→ **Goal**:
Word for word, repeat the entries, minus the pictures.
§
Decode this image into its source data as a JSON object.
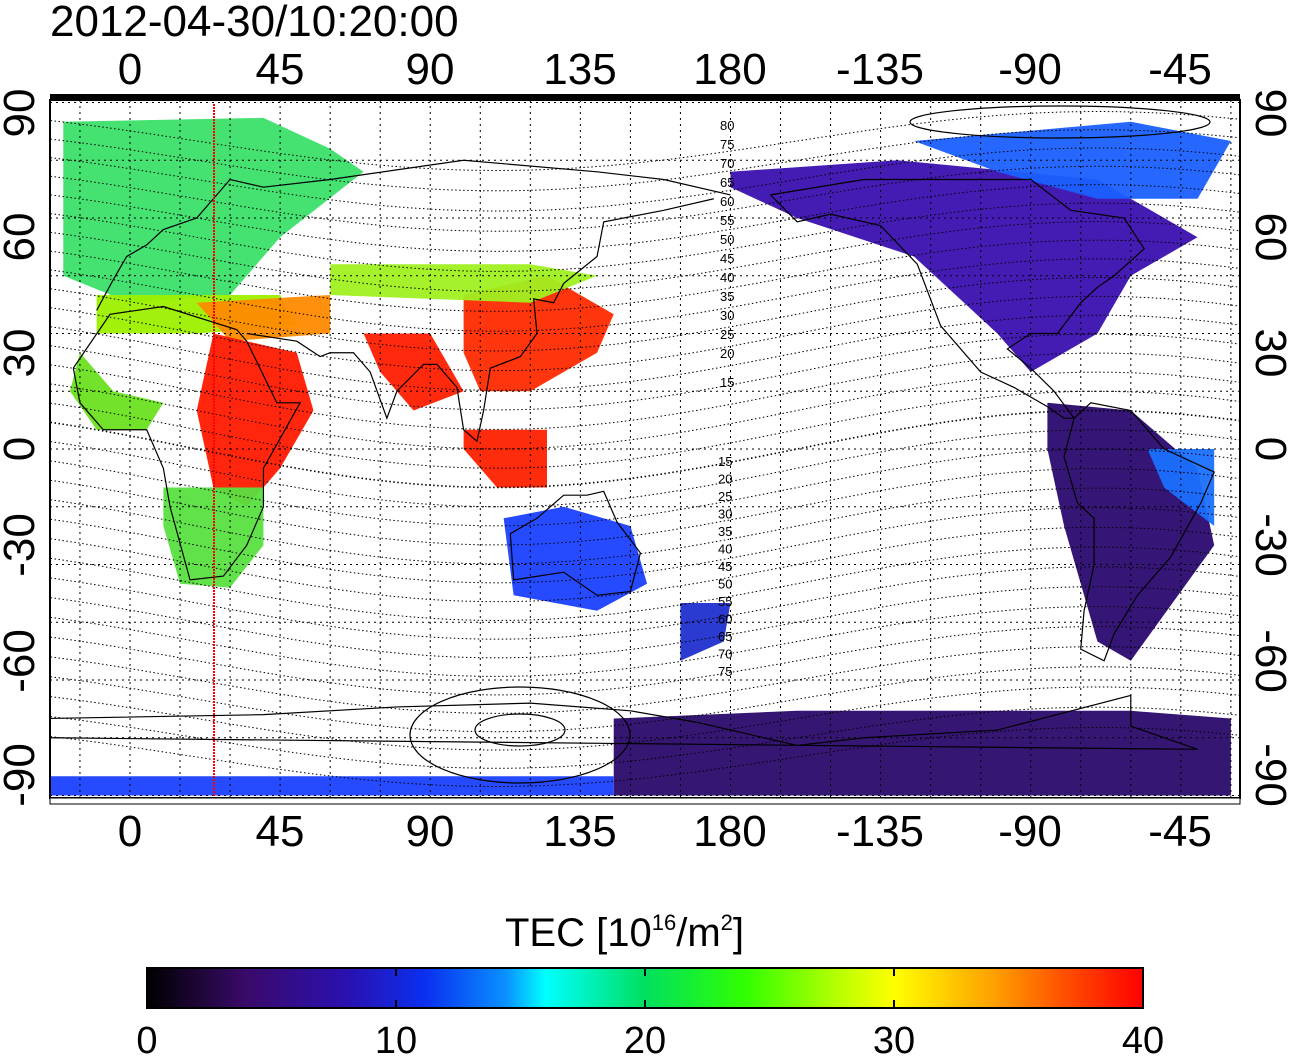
{
  "title": "2012-04-30/10:20:00",
  "map": {
    "lon_ticks_top": [
      "0",
      "45",
      "90",
      "135",
      "180",
      "-135",
      "-90",
      "-45"
    ],
    "lon_ticks_bottom": [
      "0",
      "45",
      "90",
      "135",
      "180",
      "-135",
      "-90",
      "-45"
    ],
    "lat_ticks_left": [
      "90",
      "60",
      "30",
      "0",
      "-30",
      "-60",
      "-90"
    ],
    "lat_ticks_right": [
      "90",
      "60",
      "30",
      "0",
      "-30",
      "-60",
      "-90"
    ],
    "contour_labels_north": [
      "80",
      "75",
      "70",
      "65",
      "60",
      "55",
      "50",
      "45",
      "40",
      "35",
      "30",
      "25",
      "20",
      "15"
    ],
    "contour_labels_south": [
      "15",
      "20",
      "25",
      "30",
      "35",
      "40",
      "45",
      "50",
      "55",
      "60",
      "65",
      "70",
      "75"
    ],
    "marker_meridian_color": "#ff0000"
  },
  "colorbar": {
    "label_main": "TEC  [10",
    "label_sup": "16",
    "label_mid": "/m",
    "label_sup2": "2",
    "label_end": "]",
    "ticks": [
      "0",
      "10",
      "20",
      "30",
      "40"
    ],
    "range": [
      0,
      40
    ],
    "colormap": [
      "#000000",
      "#3a0a6a",
      "#2a10b0",
      "#0a30f0",
      "#0a90ff",
      "#00ffff",
      "#00e060",
      "#30ff00",
      "#c0ff00",
      "#ffff00",
      "#ffa000",
      "#ff5000",
      "#ff0000"
    ]
  },
  "tec_regions": [
    {
      "name": "europe",
      "color": "#39e06a"
    },
    {
      "name": "africa",
      "color": "#ff1a00"
    },
    {
      "name": "asia",
      "color": "#ff2a00"
    },
    {
      "name": "australia",
      "color": "#1a40ff"
    },
    {
      "name": "north-america",
      "color": "#3a10b0"
    },
    {
      "name": "south-america",
      "color": "#2a0a70"
    },
    {
      "name": "antarctica",
      "color": "#2a0a6a"
    }
  ]
}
§
→ **Finished answer**:
Decode this image into its source data as a JSON object.
{
  "title": "2012-04-30/10:20:00",
  "map": {
    "lon_ticks_top": [
      "0",
      "45",
      "90",
      "135",
      "180",
      "-135",
      "-90",
      "-45"
    ],
    "lon_ticks_bottom": [
      "0",
      "45",
      "90",
      "135",
      "180",
      "-135",
      "-90",
      "-45"
    ],
    "lat_ticks_left": [
      "90",
      "60",
      "30",
      "0",
      "-30",
      "-60",
      "-90"
    ],
    "lat_ticks_right": [
      "90",
      "60",
      "30",
      "0",
      "-30",
      "-60",
      "-90"
    ],
    "contour_labels_north": [
      "80",
      "75",
      "70",
      "65",
      "60",
      "55",
      "50",
      "45",
      "40",
      "35",
      "30",
      "25",
      "20",
      "15"
    ],
    "contour_labels_south": [
      "15",
      "20",
      "25",
      "30",
      "35",
      "40",
      "45",
      "50",
      "55",
      "60",
      "65",
      "70",
      "75"
    ],
    "marker_meridian_color": "#ff0000"
  },
  "colorbar": {
    "label_main": "TEC  [10",
    "label_sup": "16",
    "label_mid": "/m",
    "label_sup2": "2",
    "label_end": "]",
    "ticks": [
      "0",
      "10",
      "20",
      "30",
      "40"
    ],
    "range": [
      0,
      40
    ],
    "colormap": [
      "#000000",
      "#3a0a6a",
      "#2a10b0",
      "#0a30f0",
      "#0a90ff",
      "#00ffff",
      "#00e060",
      "#30ff00",
      "#c0ff00",
      "#ffff00",
      "#ffa000",
      "#ff5000",
      "#ff0000"
    ]
  },
  "tec_regions": [
    {
      "name": "europe",
      "color": "#39e06a"
    },
    {
      "name": "africa",
      "color": "#ff1a00"
    },
    {
      "name": "asia",
      "color": "#ff2a00"
    },
    {
      "name": "australia",
      "color": "#1a40ff"
    },
    {
      "name": "north-america",
      "color": "#3a10b0"
    },
    {
      "name": "south-america",
      "color": "#2a0a70"
    },
    {
      "name": "antarctica",
      "color": "#2a0a6a"
    }
  ]
}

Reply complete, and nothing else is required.